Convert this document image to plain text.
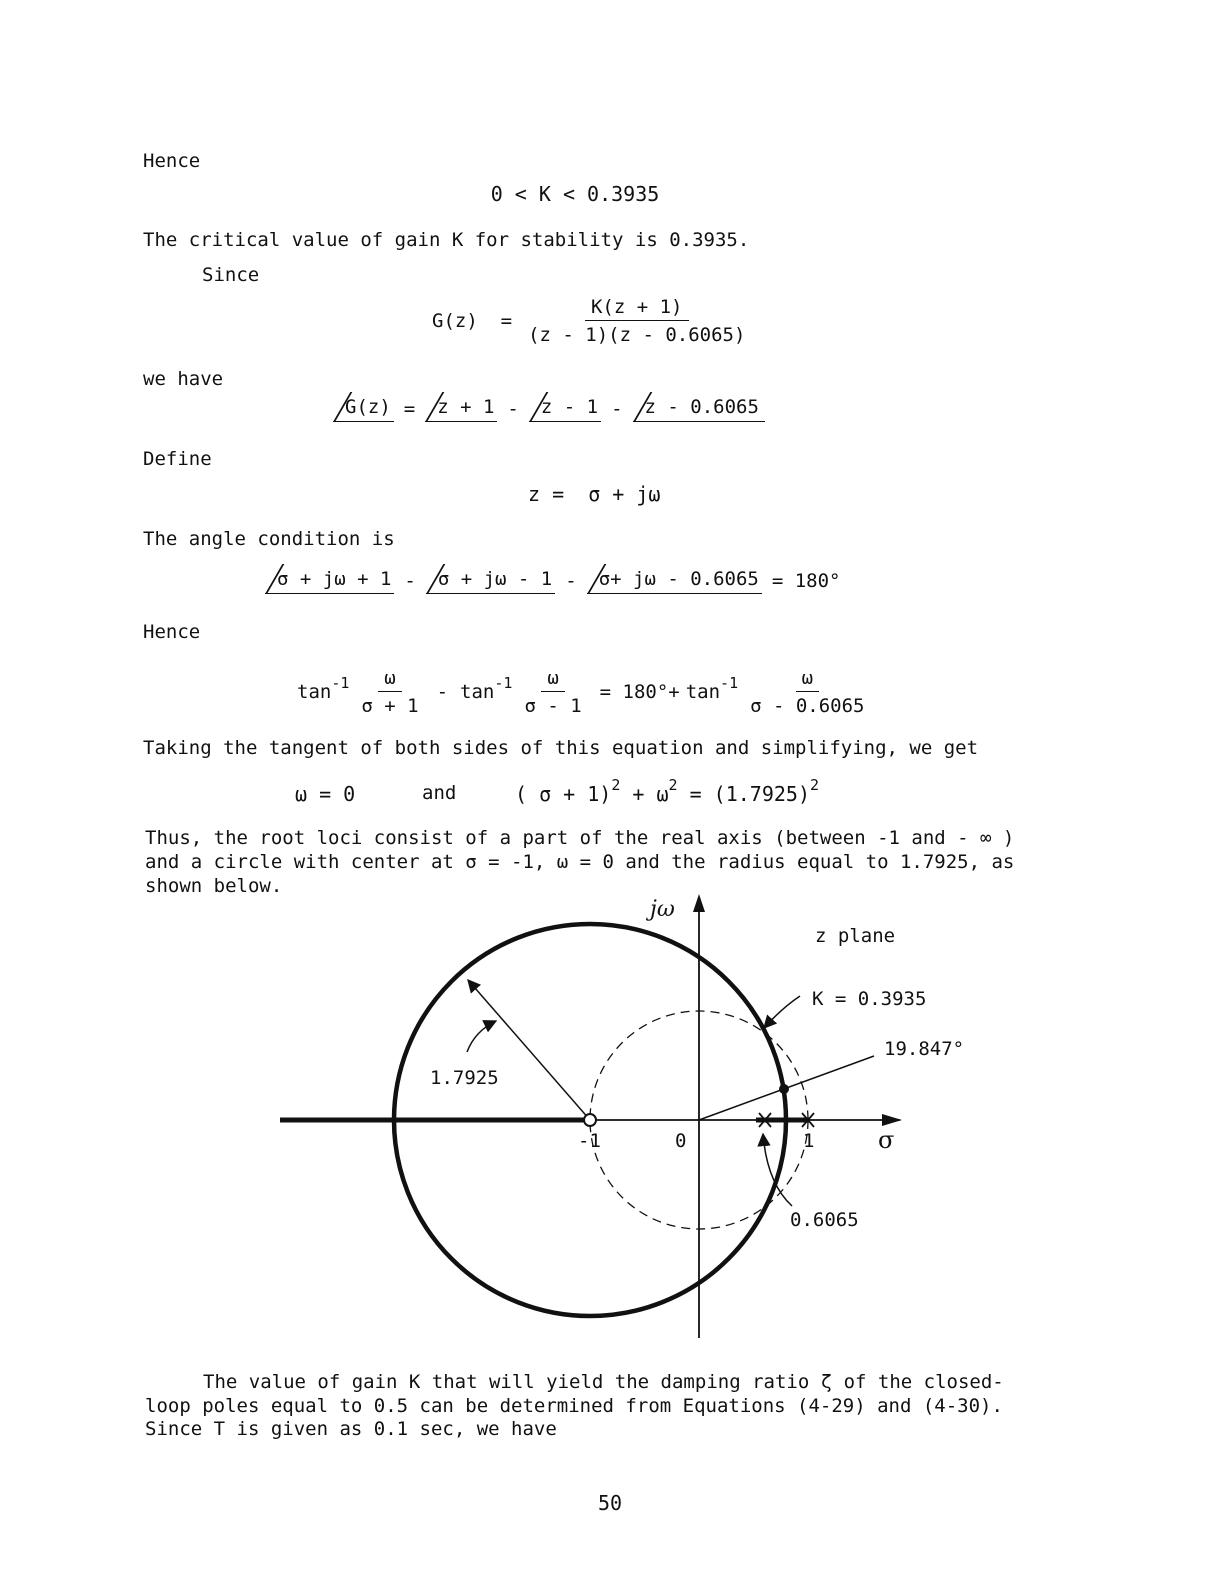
Hence
0 < K < 0.3935
The critical value of gain K for stability is 0.3935.
Since
$G(z) = \frac{K(z + 1)}{(z - 1)(z - 0.6065)}$
we have
G(z) =	z + 1 -	z - 1 -	z - 0.6065
Define
z =  σ + jω
The angle condition is
σ + jω + 1 -	σ + jω - 1 -	σ+ jω - 0.6065 = 180°
Hence
$\tan^{-1} \frac{\omega}{\sigma + 1} - \tan^{-1} \frac{\omega}{\sigma - 1} = 180^\circ+ \tan^{-1} \frac{\omega}{\sigma - 0.6065}$
Taking the tangent of both sides of this equation and simplifying, we get
ω = 0	and	( $\sigma + 1)^2 + \omega^2 = (1.7925)^2$
Thus, the root loci consist of a part of the real axis (between -1 and - ∞ )
and a circle with center at σ = -1, ω = 0 and the radius equal to 1.7925, as
shown below.
jω
z plane
K = 0.3935
19.847°
1.7925
-1	0	1	σ
0.6065
The value of gain K that will yield the damping ratio ζ of the closed-
loop poles equal to 0.5 can be determined from Equations (4-29) and (4-30).
Since T is given as 0.1 sec, we have
50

* Requirements: Look through the listing above. Pick out each line with "sigma" and copy it.

* Solved problem:
$\tan^{-1} \frac{\omega}{\sigma + 1} - \tan^{-1} \frac{\omega}{\sigma - 1} = 180^\circ+ \tan^{-1} \frac{\omega}{\sigma - 0.6065}$
ω = 0	and	( $\sigma + 1)^2 + \omega^2 = (1.7925)^2$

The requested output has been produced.